■ **Dataset entries**:
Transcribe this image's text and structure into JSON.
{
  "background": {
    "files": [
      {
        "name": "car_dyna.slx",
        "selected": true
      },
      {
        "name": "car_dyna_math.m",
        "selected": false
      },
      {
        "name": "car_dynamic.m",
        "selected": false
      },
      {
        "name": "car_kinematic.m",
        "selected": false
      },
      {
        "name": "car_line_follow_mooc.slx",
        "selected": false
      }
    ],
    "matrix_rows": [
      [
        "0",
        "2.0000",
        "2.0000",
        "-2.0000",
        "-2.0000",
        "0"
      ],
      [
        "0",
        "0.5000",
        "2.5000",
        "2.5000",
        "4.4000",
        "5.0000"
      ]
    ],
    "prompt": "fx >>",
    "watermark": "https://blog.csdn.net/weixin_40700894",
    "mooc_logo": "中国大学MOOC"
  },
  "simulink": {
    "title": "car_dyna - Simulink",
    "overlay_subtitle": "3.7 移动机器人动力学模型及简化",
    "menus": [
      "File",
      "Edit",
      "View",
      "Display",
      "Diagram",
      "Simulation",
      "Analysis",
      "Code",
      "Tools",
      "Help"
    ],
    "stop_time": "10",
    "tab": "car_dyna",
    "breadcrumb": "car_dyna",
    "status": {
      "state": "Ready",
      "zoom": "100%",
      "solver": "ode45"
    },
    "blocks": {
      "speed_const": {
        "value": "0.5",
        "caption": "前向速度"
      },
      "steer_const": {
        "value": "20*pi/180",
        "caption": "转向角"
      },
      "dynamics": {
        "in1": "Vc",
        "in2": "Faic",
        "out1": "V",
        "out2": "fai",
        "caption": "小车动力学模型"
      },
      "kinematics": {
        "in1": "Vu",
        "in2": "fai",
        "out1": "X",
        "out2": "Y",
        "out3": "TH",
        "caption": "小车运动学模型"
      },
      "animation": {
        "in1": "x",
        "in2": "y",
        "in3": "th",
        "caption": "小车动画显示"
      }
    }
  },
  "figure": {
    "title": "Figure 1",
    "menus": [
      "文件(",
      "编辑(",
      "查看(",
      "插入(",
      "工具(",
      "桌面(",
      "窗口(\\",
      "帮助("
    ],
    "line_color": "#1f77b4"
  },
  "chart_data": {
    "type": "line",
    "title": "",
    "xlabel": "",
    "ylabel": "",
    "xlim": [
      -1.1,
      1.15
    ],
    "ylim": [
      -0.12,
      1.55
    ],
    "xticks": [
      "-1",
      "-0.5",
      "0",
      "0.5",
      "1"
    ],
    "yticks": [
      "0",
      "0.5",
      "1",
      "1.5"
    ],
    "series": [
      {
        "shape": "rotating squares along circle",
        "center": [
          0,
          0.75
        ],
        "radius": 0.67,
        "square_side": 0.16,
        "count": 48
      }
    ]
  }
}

■ **Exercise description**: Pick out each line above that includes "caption" and show it.

■ **The response**:
        "caption": "前向速度"
        "caption": "转向角"
        "caption": "小车动力学模型"
        "caption": "小车运动学模型"
        "caption": "小车动画显示"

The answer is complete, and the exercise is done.